EXERCISE INPUTS -
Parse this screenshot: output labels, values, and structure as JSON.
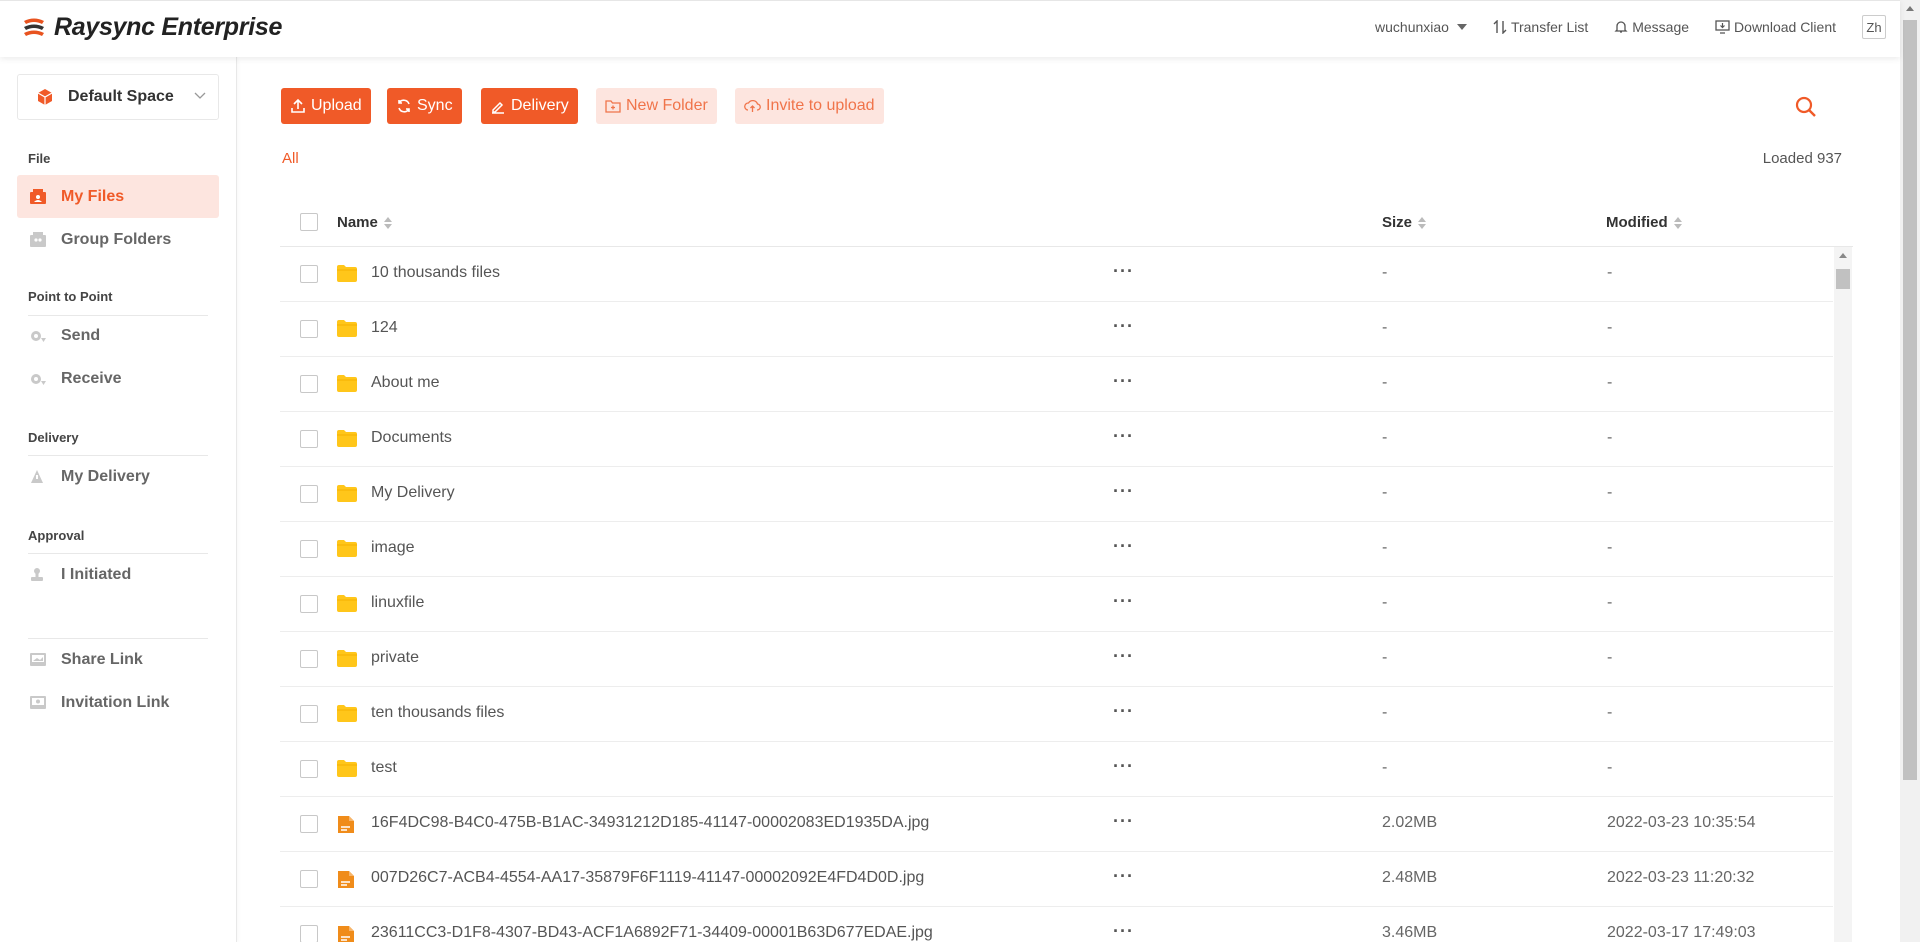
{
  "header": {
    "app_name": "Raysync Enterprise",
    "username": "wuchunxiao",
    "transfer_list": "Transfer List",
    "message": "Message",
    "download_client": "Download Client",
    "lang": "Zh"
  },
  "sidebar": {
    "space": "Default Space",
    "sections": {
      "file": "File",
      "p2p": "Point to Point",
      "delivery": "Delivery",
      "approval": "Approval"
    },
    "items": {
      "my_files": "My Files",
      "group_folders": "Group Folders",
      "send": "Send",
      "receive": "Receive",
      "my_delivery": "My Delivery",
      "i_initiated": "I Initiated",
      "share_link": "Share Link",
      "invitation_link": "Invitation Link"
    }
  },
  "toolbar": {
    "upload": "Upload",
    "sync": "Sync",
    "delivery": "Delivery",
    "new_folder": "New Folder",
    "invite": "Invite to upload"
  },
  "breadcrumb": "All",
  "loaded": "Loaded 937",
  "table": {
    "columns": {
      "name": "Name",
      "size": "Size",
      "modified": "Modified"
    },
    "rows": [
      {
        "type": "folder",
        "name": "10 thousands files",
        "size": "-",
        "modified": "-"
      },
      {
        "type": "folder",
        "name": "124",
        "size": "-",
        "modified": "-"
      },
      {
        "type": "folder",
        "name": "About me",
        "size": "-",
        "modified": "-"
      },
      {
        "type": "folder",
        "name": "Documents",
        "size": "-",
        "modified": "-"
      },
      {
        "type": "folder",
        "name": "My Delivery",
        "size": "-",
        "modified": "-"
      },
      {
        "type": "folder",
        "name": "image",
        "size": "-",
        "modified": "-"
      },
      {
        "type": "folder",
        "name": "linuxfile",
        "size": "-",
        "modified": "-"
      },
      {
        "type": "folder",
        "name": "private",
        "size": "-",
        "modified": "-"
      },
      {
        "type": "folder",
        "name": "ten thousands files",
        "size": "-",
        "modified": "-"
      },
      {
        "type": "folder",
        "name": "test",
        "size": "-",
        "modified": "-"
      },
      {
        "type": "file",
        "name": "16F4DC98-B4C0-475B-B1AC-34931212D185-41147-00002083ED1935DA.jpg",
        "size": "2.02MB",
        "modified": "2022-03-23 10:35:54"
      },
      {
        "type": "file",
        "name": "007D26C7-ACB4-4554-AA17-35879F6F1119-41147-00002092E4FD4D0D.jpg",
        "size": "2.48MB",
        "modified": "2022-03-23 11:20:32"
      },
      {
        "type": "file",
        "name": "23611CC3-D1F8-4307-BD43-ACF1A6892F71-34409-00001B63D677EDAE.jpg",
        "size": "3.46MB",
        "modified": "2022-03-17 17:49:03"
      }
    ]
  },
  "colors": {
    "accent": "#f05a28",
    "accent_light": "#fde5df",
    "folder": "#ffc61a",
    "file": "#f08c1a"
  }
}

...

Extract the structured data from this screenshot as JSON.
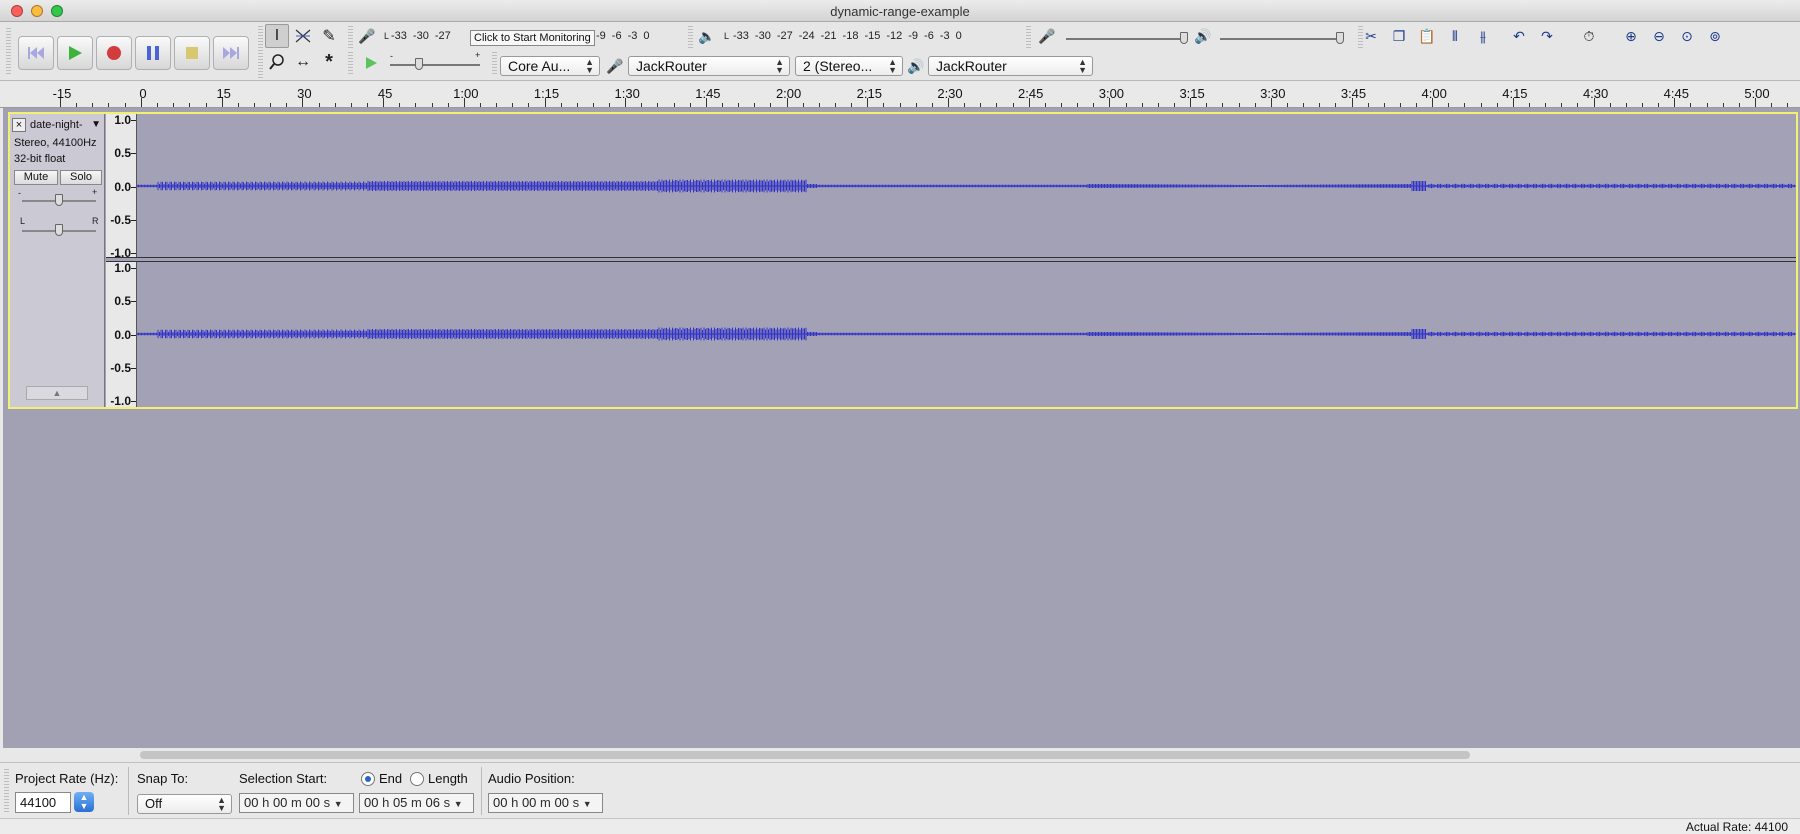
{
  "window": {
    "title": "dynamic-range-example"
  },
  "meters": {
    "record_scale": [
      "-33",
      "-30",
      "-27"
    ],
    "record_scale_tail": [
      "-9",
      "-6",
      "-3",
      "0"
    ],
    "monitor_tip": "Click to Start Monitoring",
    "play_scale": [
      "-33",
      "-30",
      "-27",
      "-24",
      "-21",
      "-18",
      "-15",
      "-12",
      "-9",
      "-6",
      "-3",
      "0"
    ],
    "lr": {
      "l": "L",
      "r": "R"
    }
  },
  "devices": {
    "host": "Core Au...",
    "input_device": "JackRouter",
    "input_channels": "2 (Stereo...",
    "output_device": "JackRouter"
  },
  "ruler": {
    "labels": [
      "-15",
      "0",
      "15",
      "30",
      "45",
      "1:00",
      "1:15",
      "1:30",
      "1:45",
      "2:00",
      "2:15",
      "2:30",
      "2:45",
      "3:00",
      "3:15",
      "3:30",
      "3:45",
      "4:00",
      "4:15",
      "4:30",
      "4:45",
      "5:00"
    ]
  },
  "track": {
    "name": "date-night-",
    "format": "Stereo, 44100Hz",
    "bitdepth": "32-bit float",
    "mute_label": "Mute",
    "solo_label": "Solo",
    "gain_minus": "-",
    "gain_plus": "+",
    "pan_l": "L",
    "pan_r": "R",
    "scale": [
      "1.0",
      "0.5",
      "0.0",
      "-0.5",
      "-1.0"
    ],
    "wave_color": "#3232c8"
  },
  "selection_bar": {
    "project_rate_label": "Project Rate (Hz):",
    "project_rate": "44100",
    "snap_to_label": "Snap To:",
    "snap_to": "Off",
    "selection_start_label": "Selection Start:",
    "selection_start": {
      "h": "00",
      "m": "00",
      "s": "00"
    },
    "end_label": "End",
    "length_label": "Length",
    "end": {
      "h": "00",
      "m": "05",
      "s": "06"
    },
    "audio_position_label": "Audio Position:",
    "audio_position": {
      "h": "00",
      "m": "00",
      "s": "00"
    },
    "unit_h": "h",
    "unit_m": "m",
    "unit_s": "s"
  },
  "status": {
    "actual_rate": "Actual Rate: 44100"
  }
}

* * *

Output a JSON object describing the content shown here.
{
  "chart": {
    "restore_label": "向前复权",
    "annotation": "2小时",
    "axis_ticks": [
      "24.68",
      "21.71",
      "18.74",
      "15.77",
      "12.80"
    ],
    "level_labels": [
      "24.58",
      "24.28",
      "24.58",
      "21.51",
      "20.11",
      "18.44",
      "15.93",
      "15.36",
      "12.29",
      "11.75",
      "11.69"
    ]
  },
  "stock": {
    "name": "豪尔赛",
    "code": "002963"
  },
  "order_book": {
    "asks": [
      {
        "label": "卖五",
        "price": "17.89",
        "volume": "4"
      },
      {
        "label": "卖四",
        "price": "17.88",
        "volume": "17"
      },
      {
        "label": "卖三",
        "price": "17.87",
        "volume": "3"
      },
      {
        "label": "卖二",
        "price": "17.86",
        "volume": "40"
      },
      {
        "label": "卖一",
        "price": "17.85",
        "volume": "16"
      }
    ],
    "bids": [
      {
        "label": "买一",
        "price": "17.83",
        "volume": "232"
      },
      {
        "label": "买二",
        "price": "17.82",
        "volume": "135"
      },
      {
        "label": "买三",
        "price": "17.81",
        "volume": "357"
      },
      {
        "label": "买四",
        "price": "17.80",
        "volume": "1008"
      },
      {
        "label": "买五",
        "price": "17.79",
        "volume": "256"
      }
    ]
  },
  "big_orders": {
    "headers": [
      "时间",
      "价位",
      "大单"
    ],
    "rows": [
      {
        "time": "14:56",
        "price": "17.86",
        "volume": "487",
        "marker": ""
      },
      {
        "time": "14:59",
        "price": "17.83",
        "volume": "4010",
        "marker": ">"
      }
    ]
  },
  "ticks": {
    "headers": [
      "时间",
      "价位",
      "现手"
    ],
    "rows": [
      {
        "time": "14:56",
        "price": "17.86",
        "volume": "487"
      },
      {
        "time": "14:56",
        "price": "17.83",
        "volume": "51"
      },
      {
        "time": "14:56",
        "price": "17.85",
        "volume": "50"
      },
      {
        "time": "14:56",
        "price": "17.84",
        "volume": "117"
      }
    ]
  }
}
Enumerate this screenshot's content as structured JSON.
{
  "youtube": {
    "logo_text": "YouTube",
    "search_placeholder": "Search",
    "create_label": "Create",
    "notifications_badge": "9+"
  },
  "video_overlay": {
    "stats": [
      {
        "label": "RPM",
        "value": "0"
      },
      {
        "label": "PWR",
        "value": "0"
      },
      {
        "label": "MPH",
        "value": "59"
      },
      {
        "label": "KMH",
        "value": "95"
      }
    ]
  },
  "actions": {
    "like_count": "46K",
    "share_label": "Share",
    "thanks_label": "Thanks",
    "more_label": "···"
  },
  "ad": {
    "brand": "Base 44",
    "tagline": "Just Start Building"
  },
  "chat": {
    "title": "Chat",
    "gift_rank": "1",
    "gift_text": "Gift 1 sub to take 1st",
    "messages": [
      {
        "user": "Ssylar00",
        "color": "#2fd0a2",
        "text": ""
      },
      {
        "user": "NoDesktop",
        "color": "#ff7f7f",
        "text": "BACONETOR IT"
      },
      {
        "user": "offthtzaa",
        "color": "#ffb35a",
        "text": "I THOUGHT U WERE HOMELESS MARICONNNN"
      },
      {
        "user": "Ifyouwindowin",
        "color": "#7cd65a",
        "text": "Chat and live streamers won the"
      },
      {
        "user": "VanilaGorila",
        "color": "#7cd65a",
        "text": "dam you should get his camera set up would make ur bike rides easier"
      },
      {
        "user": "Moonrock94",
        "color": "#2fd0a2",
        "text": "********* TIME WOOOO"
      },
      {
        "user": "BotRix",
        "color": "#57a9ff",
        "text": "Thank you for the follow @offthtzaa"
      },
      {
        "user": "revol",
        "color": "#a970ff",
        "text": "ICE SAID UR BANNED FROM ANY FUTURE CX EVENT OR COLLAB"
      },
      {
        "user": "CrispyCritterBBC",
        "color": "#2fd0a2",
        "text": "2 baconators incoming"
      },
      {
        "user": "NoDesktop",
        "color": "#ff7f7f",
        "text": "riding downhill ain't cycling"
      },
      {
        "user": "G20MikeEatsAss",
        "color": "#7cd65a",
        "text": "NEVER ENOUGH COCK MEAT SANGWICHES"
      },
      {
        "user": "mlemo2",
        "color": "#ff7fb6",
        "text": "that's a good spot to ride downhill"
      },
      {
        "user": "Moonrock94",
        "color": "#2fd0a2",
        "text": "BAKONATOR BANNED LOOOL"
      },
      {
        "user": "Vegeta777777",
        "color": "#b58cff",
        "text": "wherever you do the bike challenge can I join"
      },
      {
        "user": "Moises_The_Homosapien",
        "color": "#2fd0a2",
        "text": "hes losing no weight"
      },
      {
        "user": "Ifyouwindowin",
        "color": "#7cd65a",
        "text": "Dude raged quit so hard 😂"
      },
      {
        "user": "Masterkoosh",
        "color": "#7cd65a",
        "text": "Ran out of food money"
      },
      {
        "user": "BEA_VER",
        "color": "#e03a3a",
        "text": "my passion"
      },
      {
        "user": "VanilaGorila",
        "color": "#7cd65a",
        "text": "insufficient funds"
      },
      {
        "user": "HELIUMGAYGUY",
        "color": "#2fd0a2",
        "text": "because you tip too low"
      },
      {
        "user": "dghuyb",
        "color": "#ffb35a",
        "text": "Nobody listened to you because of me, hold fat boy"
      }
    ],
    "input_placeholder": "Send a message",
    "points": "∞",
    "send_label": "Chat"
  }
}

TASK GOAL -
Locate each line containing the string "structured" and show it.

THE RESULT -
Extract the structured data from this screenshot as JSON.
Enumerate this screenshot's content as structured JSON.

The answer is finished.